**Task description:** Copy every one of the following lines word for word, changing no character.

## start

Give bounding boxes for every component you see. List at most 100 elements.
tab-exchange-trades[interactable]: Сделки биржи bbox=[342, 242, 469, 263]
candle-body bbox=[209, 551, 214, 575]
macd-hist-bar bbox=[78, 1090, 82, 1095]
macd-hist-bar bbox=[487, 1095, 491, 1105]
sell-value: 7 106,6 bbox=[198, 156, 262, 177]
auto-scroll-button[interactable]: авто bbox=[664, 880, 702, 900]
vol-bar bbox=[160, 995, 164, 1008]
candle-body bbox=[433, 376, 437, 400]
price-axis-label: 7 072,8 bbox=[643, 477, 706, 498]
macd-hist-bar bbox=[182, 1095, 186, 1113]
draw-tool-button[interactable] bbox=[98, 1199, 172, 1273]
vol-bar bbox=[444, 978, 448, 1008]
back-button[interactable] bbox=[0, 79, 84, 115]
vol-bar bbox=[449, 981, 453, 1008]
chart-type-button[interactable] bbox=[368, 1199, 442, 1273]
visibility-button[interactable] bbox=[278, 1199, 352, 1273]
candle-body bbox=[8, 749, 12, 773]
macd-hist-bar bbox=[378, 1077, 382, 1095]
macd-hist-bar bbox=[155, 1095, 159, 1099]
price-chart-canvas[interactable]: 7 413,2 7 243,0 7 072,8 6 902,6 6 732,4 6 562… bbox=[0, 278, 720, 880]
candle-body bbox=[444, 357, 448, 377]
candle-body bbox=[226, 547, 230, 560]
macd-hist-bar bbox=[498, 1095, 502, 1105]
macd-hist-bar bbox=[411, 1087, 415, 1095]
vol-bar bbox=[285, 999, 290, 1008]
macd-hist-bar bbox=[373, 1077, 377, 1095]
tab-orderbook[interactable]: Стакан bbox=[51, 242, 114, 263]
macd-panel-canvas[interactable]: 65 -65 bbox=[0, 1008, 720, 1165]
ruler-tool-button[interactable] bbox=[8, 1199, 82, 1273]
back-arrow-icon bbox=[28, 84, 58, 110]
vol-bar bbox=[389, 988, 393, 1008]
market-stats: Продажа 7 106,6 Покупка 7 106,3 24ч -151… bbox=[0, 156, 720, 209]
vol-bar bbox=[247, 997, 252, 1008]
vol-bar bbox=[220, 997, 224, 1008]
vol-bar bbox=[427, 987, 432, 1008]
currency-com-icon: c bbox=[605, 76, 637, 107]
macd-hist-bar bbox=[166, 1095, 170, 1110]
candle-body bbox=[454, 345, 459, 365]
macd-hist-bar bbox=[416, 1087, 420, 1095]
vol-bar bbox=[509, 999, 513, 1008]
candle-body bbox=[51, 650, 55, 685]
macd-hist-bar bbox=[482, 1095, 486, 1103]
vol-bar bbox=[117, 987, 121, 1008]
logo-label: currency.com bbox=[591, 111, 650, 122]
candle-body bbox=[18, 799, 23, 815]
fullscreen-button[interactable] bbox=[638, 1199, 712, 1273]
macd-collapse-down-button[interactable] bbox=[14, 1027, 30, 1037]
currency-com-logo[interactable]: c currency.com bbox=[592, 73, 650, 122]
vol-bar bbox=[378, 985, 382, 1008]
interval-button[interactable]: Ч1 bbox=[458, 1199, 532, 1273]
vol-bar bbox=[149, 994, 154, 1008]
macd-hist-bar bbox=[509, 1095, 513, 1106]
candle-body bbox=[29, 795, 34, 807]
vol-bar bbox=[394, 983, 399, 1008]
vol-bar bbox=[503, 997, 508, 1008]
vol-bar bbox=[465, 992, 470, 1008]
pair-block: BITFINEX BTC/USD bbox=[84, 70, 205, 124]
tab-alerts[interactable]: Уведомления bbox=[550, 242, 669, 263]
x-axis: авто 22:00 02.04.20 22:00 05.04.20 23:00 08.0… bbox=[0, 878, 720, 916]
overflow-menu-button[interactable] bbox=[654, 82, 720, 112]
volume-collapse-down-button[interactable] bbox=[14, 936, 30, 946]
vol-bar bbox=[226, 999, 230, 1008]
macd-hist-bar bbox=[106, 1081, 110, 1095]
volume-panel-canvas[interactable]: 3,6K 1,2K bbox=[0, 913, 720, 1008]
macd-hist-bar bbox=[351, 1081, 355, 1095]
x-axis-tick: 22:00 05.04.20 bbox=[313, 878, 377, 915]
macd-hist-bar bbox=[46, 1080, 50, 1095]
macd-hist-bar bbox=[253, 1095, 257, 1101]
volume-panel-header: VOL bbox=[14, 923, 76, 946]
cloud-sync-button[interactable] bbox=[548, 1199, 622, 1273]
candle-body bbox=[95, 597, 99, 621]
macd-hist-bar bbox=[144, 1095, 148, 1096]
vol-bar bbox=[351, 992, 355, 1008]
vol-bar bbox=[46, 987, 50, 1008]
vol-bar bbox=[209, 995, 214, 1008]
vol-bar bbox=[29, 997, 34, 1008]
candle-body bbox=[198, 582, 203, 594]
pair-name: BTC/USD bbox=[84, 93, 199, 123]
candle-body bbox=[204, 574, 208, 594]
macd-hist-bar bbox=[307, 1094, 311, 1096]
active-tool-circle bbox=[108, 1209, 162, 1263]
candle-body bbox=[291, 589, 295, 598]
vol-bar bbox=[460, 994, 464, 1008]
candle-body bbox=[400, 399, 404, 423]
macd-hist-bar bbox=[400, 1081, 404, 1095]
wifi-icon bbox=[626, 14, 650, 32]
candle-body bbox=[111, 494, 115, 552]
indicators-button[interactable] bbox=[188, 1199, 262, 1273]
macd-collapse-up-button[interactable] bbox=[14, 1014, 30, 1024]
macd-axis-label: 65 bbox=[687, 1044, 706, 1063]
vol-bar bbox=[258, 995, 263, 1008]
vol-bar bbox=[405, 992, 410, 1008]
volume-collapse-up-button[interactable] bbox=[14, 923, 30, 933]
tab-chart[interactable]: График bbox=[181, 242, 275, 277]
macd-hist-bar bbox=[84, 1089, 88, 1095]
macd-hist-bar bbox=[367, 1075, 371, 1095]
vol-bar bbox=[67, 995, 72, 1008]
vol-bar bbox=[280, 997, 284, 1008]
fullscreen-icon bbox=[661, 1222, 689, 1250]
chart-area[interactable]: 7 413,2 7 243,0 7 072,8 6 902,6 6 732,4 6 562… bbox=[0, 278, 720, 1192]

## end

**Result of this exercise:**
Give bounding boxes for every component you see. List at most 100 elements.
tab-exchange-trades[interactable]: Сделки биржи bbox=[342, 242, 469, 263]
candle-body bbox=[209, 551, 214, 575]
macd-hist-bar bbox=[78, 1090, 82, 1095]
macd-hist-bar bbox=[487, 1095, 491, 1105]
sell-value: 7 106,6 bbox=[198, 156, 262, 177]
auto-scroll-button[interactable]: авто bbox=[664, 880, 702, 900]
vol-bar bbox=[160, 995, 164, 1008]
candle-body bbox=[433, 376, 437, 400]
price-axis-label: 7 072,8 bbox=[643, 477, 706, 498]
macd-hist-bar bbox=[182, 1095, 186, 1113]
draw-tool-button[interactable] bbox=[98, 1199, 172, 1273]
vol-bar bbox=[444, 978, 448, 1008]
back-button[interactable] bbox=[0, 79, 84, 115]
vol-bar bbox=[449, 981, 453, 1008]
chart-type-button[interactable] bbox=[368, 1199, 442, 1273]
visibility-button[interactable] bbox=[278, 1199, 352, 1273]
candle-body bbox=[8, 749, 12, 773]
macd-hist-bar bbox=[378, 1077, 382, 1095]
macd-hist-bar bbox=[155, 1095, 159, 1099]
price-chart-canvas[interactable]: 7 413,2 7 243,0 7 072,8 6 902,6 6 732,4 6 562… bbox=[0, 278, 720, 880]
candle-body bbox=[444, 357, 448, 377]
candle-body bbox=[226, 547, 230, 560]
macd-hist-bar bbox=[498, 1095, 502, 1105]
macd-hist-bar bbox=[411, 1087, 415, 1095]
vol-bar bbox=[285, 999, 290, 1008]
macd-hist-bar bbox=[373, 1077, 377, 1095]
tab-orderbook[interactable]: Стакан bbox=[51, 242, 114, 263]
macd-panel-canvas[interactable]: 65 -65 bbox=[0, 1008, 720, 1165]
ruler-tool-button[interactable] bbox=[8, 1199, 82, 1273]
back-arrow-icon bbox=[28, 84, 58, 110]
vol-bar bbox=[389, 988, 393, 1008]
market-stats: Продажа 7 106,6 Покупка 7 106,3 24ч -151… bbox=[0, 156, 720, 209]
vol-bar bbox=[247, 997, 252, 1008]
vol-bar bbox=[220, 997, 224, 1008]
vol-bar bbox=[427, 987, 432, 1008]
currency-com-icon: c bbox=[605, 76, 637, 107]
macd-hist-bar bbox=[166, 1095, 170, 1110]
candle-body bbox=[454, 345, 459, 365]
macd-hist-bar bbox=[416, 1087, 420, 1095]
vol-bar bbox=[509, 999, 513, 1008]
candle-body bbox=[51, 650, 55, 685]
macd-hist-bar bbox=[482, 1095, 486, 1103]
vol-bar bbox=[117, 987, 121, 1008]
logo-label: currency.com bbox=[591, 111, 650, 122]
candle-body bbox=[18, 799, 23, 815]
fullscreen-button[interactable] bbox=[638, 1199, 712, 1273]
macd-collapse-down-button[interactable] bbox=[14, 1027, 30, 1037]
currency-com-logo[interactable]: c currency.com bbox=[592, 73, 650, 122]
vol-bar bbox=[378, 985, 382, 1008]
interval-button[interactable]: Ч1 bbox=[458, 1199, 532, 1273]
vol-bar bbox=[149, 994, 154, 1008]
macd-hist-bar bbox=[509, 1095, 513, 1106]
candle-body bbox=[29, 795, 34, 807]
vol-bar bbox=[394, 983, 399, 1008]
vol-bar bbox=[503, 997, 508, 1008]
vol-bar bbox=[465, 992, 470, 1008]
pair-block: BITFINEX BTC/USD bbox=[84, 70, 205, 124]
tab-alerts[interactable]: Уведомления bbox=[550, 242, 669, 263]
x-axis: авто 22:00 02.04.20 22:00 05.04.20 23:00 08.0… bbox=[0, 878, 720, 916]
overflow-menu-button[interactable] bbox=[654, 82, 720, 112]
volume-collapse-down-button[interactable] bbox=[14, 936, 30, 946]
vol-bar bbox=[226, 999, 230, 1008]
macd-hist-bar bbox=[106, 1081, 110, 1095]
volume-panel-canvas[interactable]: 3,6K 1,2K bbox=[0, 913, 720, 1008]
macd-hist-bar bbox=[351, 1081, 355, 1095]
x-axis-tick: 22:00 05.04.20 bbox=[313, 878, 377, 915]
macd-hist-bar bbox=[46, 1080, 50, 1095]
macd-hist-bar bbox=[253, 1095, 257, 1101]
volume-panel-header: VOL bbox=[14, 923, 76, 946]
cloud-sync-button[interactable] bbox=[548, 1199, 622, 1273]
candle-body bbox=[95, 597, 99, 621]
macd-hist-bar bbox=[144, 1095, 148, 1096]
vol-bar bbox=[351, 992, 355, 1008]
vol-bar bbox=[46, 987, 50, 1008]
vol-bar bbox=[209, 995, 214, 1008]
vol-bar bbox=[29, 997, 34, 1008]
candle-body bbox=[198, 582, 203, 594]
pair-name: BTC/USD bbox=[84, 93, 199, 123]
candle-body bbox=[204, 574, 208, 594]
macd-hist-bar bbox=[307, 1094, 311, 1096]
active-tool-circle bbox=[108, 1209, 162, 1263]
candle-body bbox=[291, 589, 295, 598]
vol-bar bbox=[460, 994, 464, 1008]
candle-body bbox=[400, 399, 404, 423]
macd-hist-bar bbox=[400, 1081, 404, 1095]
wifi-icon bbox=[626, 14, 650, 32]
candle-body bbox=[111, 494, 115, 552]
indicators-button[interactable] bbox=[188, 1199, 262, 1273]
macd-collapse-up-button[interactable] bbox=[14, 1014, 30, 1024]
macd-axis-label: 65 bbox=[687, 1044, 706, 1063]
vol-bar bbox=[258, 995, 263, 1008]
vol-bar bbox=[405, 992, 410, 1008]
volume-collapse-up-button[interactable] bbox=[14, 923, 30, 933]
tab-chart[interactable]: График bbox=[181, 242, 275, 277]
macd-hist-bar bbox=[84, 1089, 88, 1095]
macd-hist-bar bbox=[367, 1075, 371, 1095]
vol-bar bbox=[67, 995, 72, 1008]
vol-bar bbox=[280, 997, 284, 1008]
fullscreen-icon bbox=[661, 1222, 689, 1250]
chart-area[interactable]: 7 413,2 7 243,0 7 072,8 6 902,6 6 732,4 6 562… bbox=[0, 278, 720, 1192]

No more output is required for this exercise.